▸ **Direction**: Return exactly the lines from the "Enumerate this screenshot's" line through the last line of the entries below. Include no pictures.

▸ **Records for the task**:
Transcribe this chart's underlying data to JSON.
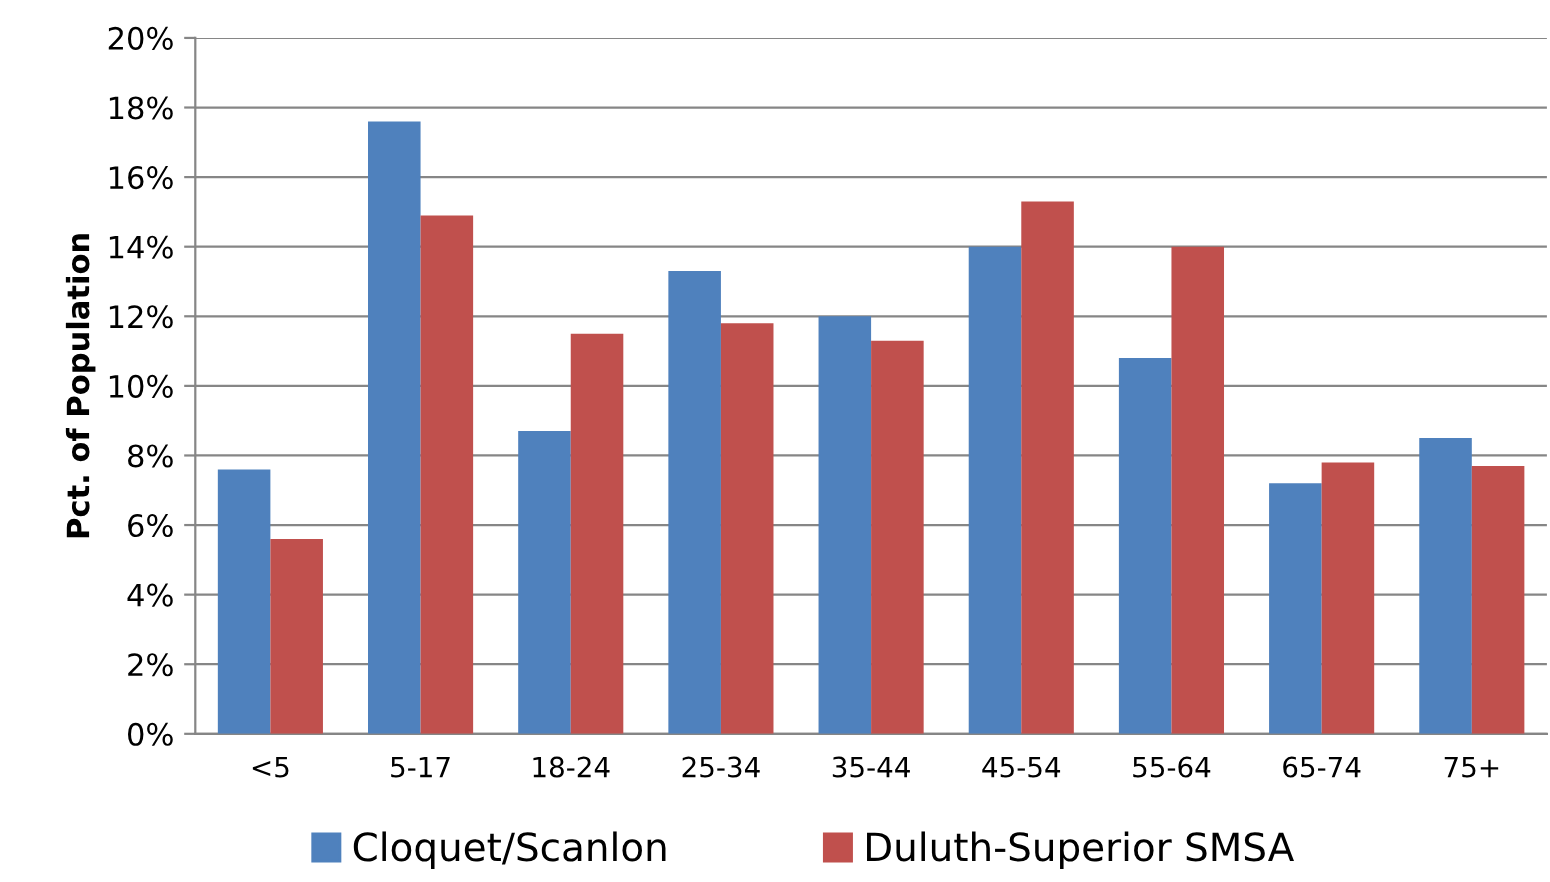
{
  "chart_data": {
    "type": "bar",
    "ylabel": "Pct. of Population",
    "categories": [
      "<5",
      "5-17",
      "18-24",
      "25-34",
      "35-44",
      "45-54",
      "55-64",
      "65-74",
      "75+"
    ],
    "series": [
      {
        "name": "Cloquet/Scanlon",
        "color": "#4f81bd",
        "values": [
          7.6,
          17.6,
          8.7,
          13.3,
          12.0,
          14.0,
          10.8,
          7.2,
          8.5
        ]
      },
      {
        "name": "Duluth-Superior SMSA",
        "color": "#c0504d",
        "values": [
          5.6,
          14.9,
          11.5,
          11.8,
          11.3,
          15.3,
          14.0,
          7.8,
          7.7
        ]
      }
    ],
    "ylim": [
      0,
      20
    ],
    "yticks": [
      {
        "value": 0,
        "label": "0%"
      },
      {
        "value": 2,
        "label": "2%"
      },
      {
        "value": 4,
        "label": "4%"
      },
      {
        "value": 6,
        "label": "6%"
      },
      {
        "value": 8,
        "label": "8%"
      },
      {
        "value": 10,
        "label": "10%"
      },
      {
        "value": 12,
        "label": "12%"
      },
      {
        "value": 14,
        "label": "14%"
      },
      {
        "value": 16,
        "label": "16%"
      },
      {
        "value": 18,
        "label": "18%"
      },
      {
        "value": 20,
        "label": "20%"
      }
    ],
    "grid": "y",
    "legend": "bottom"
  }
}
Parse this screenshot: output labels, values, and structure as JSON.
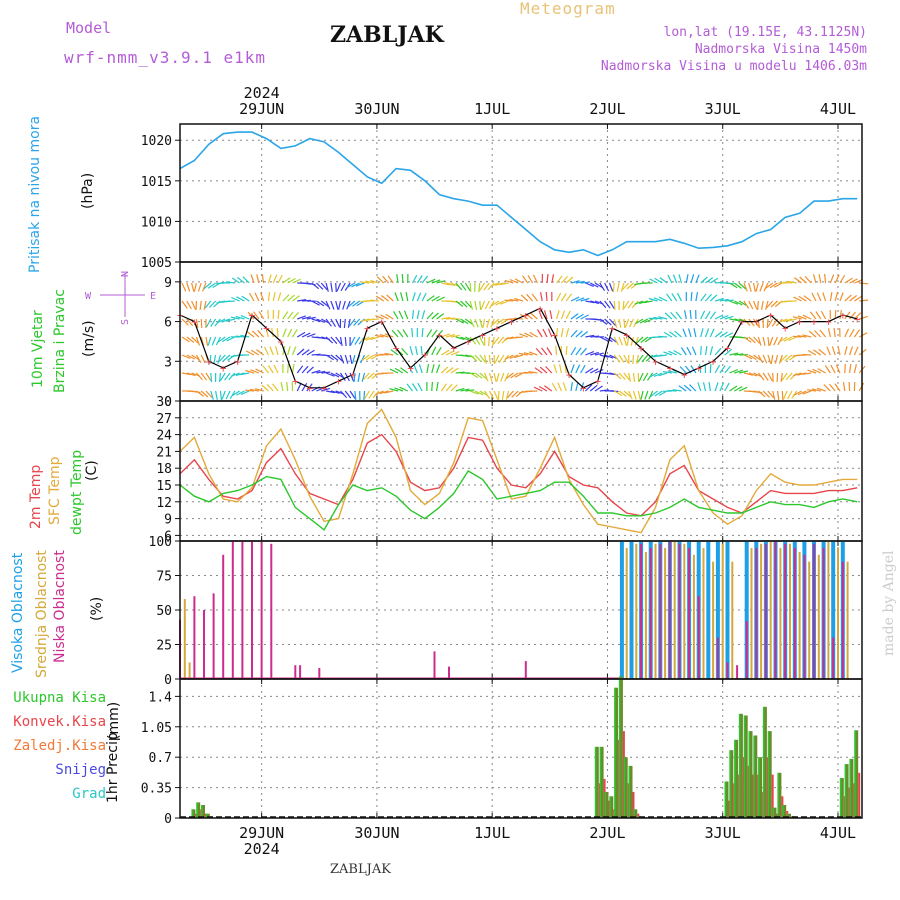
{
  "header": {
    "model_label": "Model",
    "model_name": "wrf-nmm_v3.9.1  e1km",
    "station_title": "ZABLJAK",
    "meteogram_label": "Meteogram",
    "lonlat": "lon,lat (19.15E, 43.1125N)",
    "elevation": "Nadmorska Visina 1450m",
    "elevation_model": "Nadmorska Visina u modelu 1406.03m"
  },
  "footer": {
    "station": "ZABLJAK",
    "credit": "made by Angel",
    "year": "2024"
  },
  "colors": {
    "pressure": "#2aa5e8",
    "temp2m": "#e8454b",
    "sfctemp": "#e3aa3a",
    "dewpt": "#2cc72c",
    "cloud_high": "#1ea0e8",
    "cloud_mid": "#d4a93a",
    "cloud_low": "#cc2c8e",
    "rain_total": "#2cc72c",
    "rain_conv": "#e8454b",
    "grid": "#888888"
  },
  "chart_data": [
    {
      "type": "line",
      "panel": "pressure",
      "ylabel_main": "Pritisak na nivou mora",
      "ylabel_unit": "(hPa)",
      "ylim": [
        1005,
        1022
      ],
      "yticks": [
        1005,
        1010,
        1015,
        1020
      ],
      "x_days": [
        "29JUN",
        "30JUN",
        "1JUL",
        "2JUL",
        "3JUL",
        "4JUL"
      ],
      "x": [
        0,
        3,
        6,
        9,
        12,
        15,
        18,
        21,
        24,
        27,
        30,
        33,
        36,
        39,
        42,
        45,
        48,
        51,
        54,
        57,
        60,
        63,
        66,
        69,
        72,
        75,
        78,
        81,
        84,
        87,
        90,
        93,
        96,
        99,
        102,
        105,
        108,
        111,
        114,
        117,
        120,
        123,
        126,
        129,
        132,
        135,
        138,
        141
      ],
      "values": [
        1016.5,
        1017.5,
        1019.5,
        1020.8,
        1021.0,
        1021.0,
        1020.2,
        1019.0,
        1019.3,
        1020.2,
        1019.8,
        1018.5,
        1017.0,
        1015.5,
        1014.7,
        1016.5,
        1016.3,
        1015.0,
        1013.3,
        1012.8,
        1012.5,
        1012.0,
        1012.0,
        1010.5,
        1009.0,
        1007.5,
        1006.5,
        1006.2,
        1006.5,
        1005.8,
        1006.5,
        1007.5,
        1007.5,
        1007.5,
        1007.8,
        1007.3,
        1006.7,
        1006.8,
        1007.0,
        1007.5,
        1008.5,
        1009.0,
        1010.5,
        1011.0,
        1012.5,
        1012.5,
        1012.8,
        1012.8
      ]
    },
    {
      "type": "line",
      "panel": "wind",
      "ylabel_main": "10m Vjetar",
      "ylabel_sub": "Brzina i Pravac",
      "ylabel_unit": "(m/s)",
      "compass": [
        "W",
        "E",
        "N",
        "S"
      ],
      "ylim": [
        0,
        10.5
      ],
      "yticks": [
        0,
        3,
        6,
        9
      ],
      "x": [
        0,
        3,
        6,
        9,
        12,
        15,
        18,
        21,
        24,
        27,
        30,
        33,
        36,
        39,
        42,
        45,
        48,
        51,
        54,
        57,
        60,
        63,
        66,
        69,
        72,
        75,
        78,
        81,
        84,
        87,
        90,
        93,
        96,
        99,
        102,
        105,
        108,
        111,
        114,
        117,
        120,
        123,
        126,
        129,
        132,
        135,
        138,
        141
      ],
      "values": [
        6.5,
        6.0,
        3.0,
        2.5,
        3.0,
        6.5,
        5.5,
        4.5,
        1.5,
        1.0,
        1.0,
        1.5,
        2.0,
        5.5,
        6.0,
        4.0,
        2.5,
        3.5,
        5.0,
        4.0,
        4.5,
        5.0,
        5.5,
        6.0,
        6.5,
        7.0,
        5.0,
        2.0,
        1.0,
        1.5,
        5.5,
        5.0,
        4.0,
        3.0,
        2.5,
        2.0,
        2.5,
        3.0,
        4.0,
        6.0,
        6.0,
        6.5,
        5.5,
        6.0,
        6.0,
        6.0,
        6.5,
        6.2
      ]
    },
    {
      "type": "line",
      "panel": "temperature",
      "ylabel_main": "2m Temp",
      "ylabel_sub": "SFC Temp",
      "ylabel_sub2": "dewpt Temp",
      "ylabel_unit": "(C)",
      "ylim": [
        5,
        30
      ],
      "yticks": [
        6,
        9,
        12,
        15,
        18,
        21,
        24,
        27,
        30
      ],
      "x": [
        0,
        3,
        6,
        9,
        12,
        15,
        18,
        21,
        24,
        27,
        30,
        33,
        36,
        39,
        42,
        45,
        48,
        51,
        54,
        57,
        60,
        63,
        66,
        69,
        72,
        75,
        78,
        81,
        84,
        87,
        90,
        93,
        96,
        99,
        102,
        105,
        108,
        111,
        114,
        117,
        120,
        123,
        126,
        129,
        132,
        135,
        138,
        141
      ],
      "series": [
        {
          "name": "2m Temp",
          "values": [
            17.0,
            19.5,
            16.0,
            13.0,
            12.5,
            14.0,
            19.0,
            21.5,
            17.0,
            13.5,
            12.5,
            11.5,
            16.0,
            22.5,
            24.0,
            21.0,
            15.5,
            14.0,
            14.5,
            18.0,
            23.5,
            23.0,
            18.0,
            15.0,
            14.5,
            17.0,
            21.0,
            16.5,
            15.0,
            14.5,
            12.0,
            10.0,
            9.5,
            12.0,
            17.0,
            18.5,
            14.0,
            12.5,
            11.0,
            10.0,
            12.0,
            14.0,
            13.5,
            13.5,
            13.5,
            14.0,
            14.0,
            14.5
          ]
        },
        {
          "name": "SFC Temp",
          "values": [
            21.0,
            23.5,
            17.0,
            12.5,
            12.0,
            14.5,
            22.0,
            25.0,
            19.5,
            13.0,
            8.5,
            9.0,
            17.0,
            26.0,
            28.5,
            23.5,
            14.0,
            11.5,
            13.5,
            19.0,
            27.0,
            26.5,
            19.5,
            12.5,
            13.0,
            18.0,
            23.5,
            16.0,
            11.5,
            8.0,
            7.5,
            7.0,
            6.5,
            11.0,
            19.5,
            22.0,
            14.0,
            10.0,
            8.0,
            9.5,
            14.0,
            17.0,
            15.5,
            15.0,
            15.0,
            15.5,
            16.0,
            16.0
          ]
        },
        {
          "name": "dewpt Temp",
          "values": [
            15.0,
            13.0,
            12.0,
            13.5,
            14.0,
            15.0,
            16.5,
            16.0,
            11.0,
            9.0,
            7.0,
            11.5,
            15.0,
            14.0,
            14.5,
            13.0,
            10.5,
            9.0,
            11.0,
            13.5,
            17.5,
            16.0,
            12.5,
            13.0,
            13.5,
            14.0,
            15.5,
            15.5,
            13.0,
            10.0,
            10.0,
            9.5,
            9.5,
            10.0,
            11.0,
            12.5,
            11.0,
            10.5,
            10.0,
            10.0,
            11.0,
            12.0,
            11.5,
            11.5,
            11.0,
            12.0,
            12.5,
            12.0
          ]
        }
      ]
    },
    {
      "type": "bar",
      "panel": "cloud",
      "ylabel_main": "Visoka Oblacnost",
      "ylabel_sub": "Srednja Oblacnost",
      "ylabel_sub2": "Niska Oblacnost",
      "ylabel_unit": "(%)",
      "ylim": [
        0,
        100
      ],
      "yticks": [
        0,
        25,
        50,
        75,
        100
      ],
      "series": [
        {
          "name": "Visoka Oblacnost",
          "x": [
            92,
            94,
            96,
            98,
            100,
            102,
            104,
            106,
            108,
            110,
            112,
            114,
            118,
            120,
            122,
            124,
            126,
            128,
            130,
            132,
            134,
            136,
            138
          ],
          "values": [
            100,
            100,
            100,
            100,
            100,
            100,
            100,
            100,
            100,
            100,
            100,
            100,
            100,
            100,
            100,
            100,
            100,
            100,
            100,
            100,
            100,
            100,
            100
          ]
        },
        {
          "name": "Srednja Oblacnost",
          "x": [
            1,
            2,
            93,
            95,
            97,
            99,
            101,
            103,
            105,
            107,
            109,
            111,
            113,
            115,
            119,
            121,
            123,
            125,
            127,
            129,
            131,
            133,
            135,
            137,
            139
          ],
          "values": [
            58,
            12,
            95,
            98,
            92,
            98,
            95,
            100,
            98,
            90,
            95,
            85,
            98,
            85,
            95,
            98,
            100,
            95,
            98,
            92,
            85,
            90,
            100,
            95,
            85
          ]
        },
        {
          "name": "Niska Oblacnost",
          "x": [
            0,
            3,
            5,
            7,
            9,
            11,
            13,
            15,
            17,
            19,
            24,
            25,
            29,
            53,
            56,
            72,
            96,
            98,
            100,
            102,
            104,
            106,
            108,
            112,
            114,
            116,
            118,
            120,
            122,
            124,
            126,
            128,
            130,
            132,
            134,
            136,
            138
          ],
          "values": [
            43,
            60,
            50,
            62,
            90,
            100,
            100,
            100,
            100,
            98,
            10,
            10,
            8,
            20,
            9,
            13,
            98,
            95,
            98,
            100,
            98,
            95,
            60,
            30,
            12,
            10,
            42,
            95,
            98,
            100,
            98,
            95,
            90,
            98,
            95,
            30,
            85
          ]
        }
      ]
    },
    {
      "type": "bar",
      "panel": "precip",
      "legend": [
        "Ukupna Kisa",
        "Konvek.Kisa",
        "Zaledj.Kisa",
        "Snijeg",
        "Grad"
      ],
      "ylabel_main": "1hr Precip",
      "ylabel_unit": "(mm)",
      "ylim": [
        0,
        1.6
      ],
      "yticks": [
        0,
        0.35,
        0.7,
        1.05,
        1.4
      ],
      "x": [
        3,
        4,
        5,
        6,
        87,
        88,
        89,
        90,
        91,
        92,
        93,
        94,
        95,
        96,
        97,
        98,
        114,
        115,
        116,
        117,
        118,
        119,
        120,
        121,
        122,
        123,
        124,
        125,
        126,
        127,
        128,
        138,
        139,
        140,
        141
      ],
      "series": [
        {
          "name": "Ukupna Kisa",
          "values": [
            0.1,
            0.18,
            0.15,
            0.05,
            0.82,
            0.82,
            0.3,
            0.25,
            1.5,
            1.63,
            0.7,
            0.6,
            0.1,
            0.02,
            0.01,
            0.01,
            0.42,
            0.78,
            0.9,
            1.2,
            1.18,
            1.0,
            0.95,
            0.7,
            1.28,
            1.0,
            0.12,
            0.52,
            0.15,
            0.05,
            0.02,
            0.46,
            0.62,
            0.68,
            1.01
          ]
        },
        {
          "name": "Konvek.Kisa",
          "values": [
            0.05,
            0.1,
            0.05,
            0.02,
            0.4,
            0.45,
            0.2,
            0.1,
            0.9,
            1.0,
            0.4,
            0.3,
            0.05,
            0.01,
            0.0,
            0.0,
            0.2,
            0.4,
            0.5,
            0.7,
            0.6,
            0.5,
            0.5,
            0.3,
            0.7,
            0.5,
            0.05,
            0.25,
            0.08,
            0.02,
            0.01,
            0.25,
            0.35,
            0.4,
            0.52
          ]
        }
      ]
    }
  ],
  "xaxis": {
    "days": [
      "29JUN",
      "30JUN",
      "1JUL",
      "2JUL",
      "3JUL",
      "4JUL"
    ]
  }
}
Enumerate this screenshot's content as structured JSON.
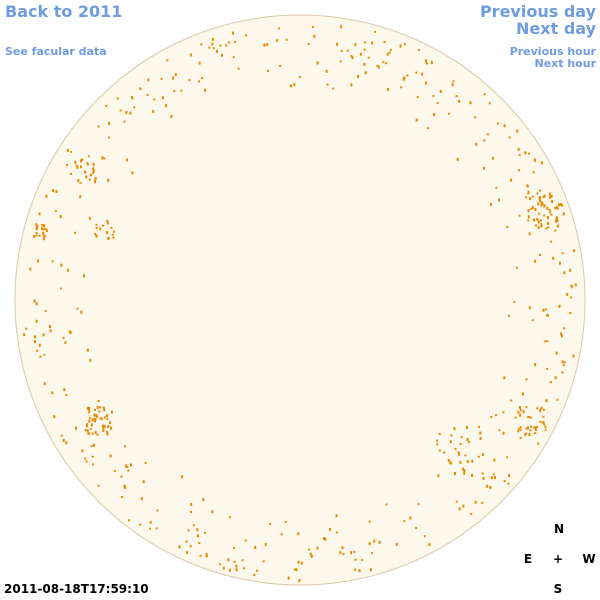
{
  "links": {
    "back": "Back to 2011",
    "facular": "See facular data",
    "previous_day": "Previous day",
    "next_day": "Next day",
    "previous_hour": "Previous hour",
    "next_hour": "Next hour"
  },
  "timestamp": "2011-08-18T17:59:10",
  "compass": {
    "north": "N",
    "east": "E",
    "center": "+",
    "west": "W",
    "south": "S"
  }
}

▸ **Result of the exercise**:
Enumerate this screenshot's content as structured JSON.
{
  "links": {
    "back": "Back to 2011",
    "facular": "See facular data",
    "previous_day": "Previous day",
    "next_day": "Next day",
    "previous_hour": "Previous hour",
    "next_hour": "Next hour"
  },
  "timestamp": "2011-08-18T17:59:10",
  "compass": {
    "north": "N",
    "east": "E",
    "center": "+",
    "west": "W",
    "south": "S"
  }
}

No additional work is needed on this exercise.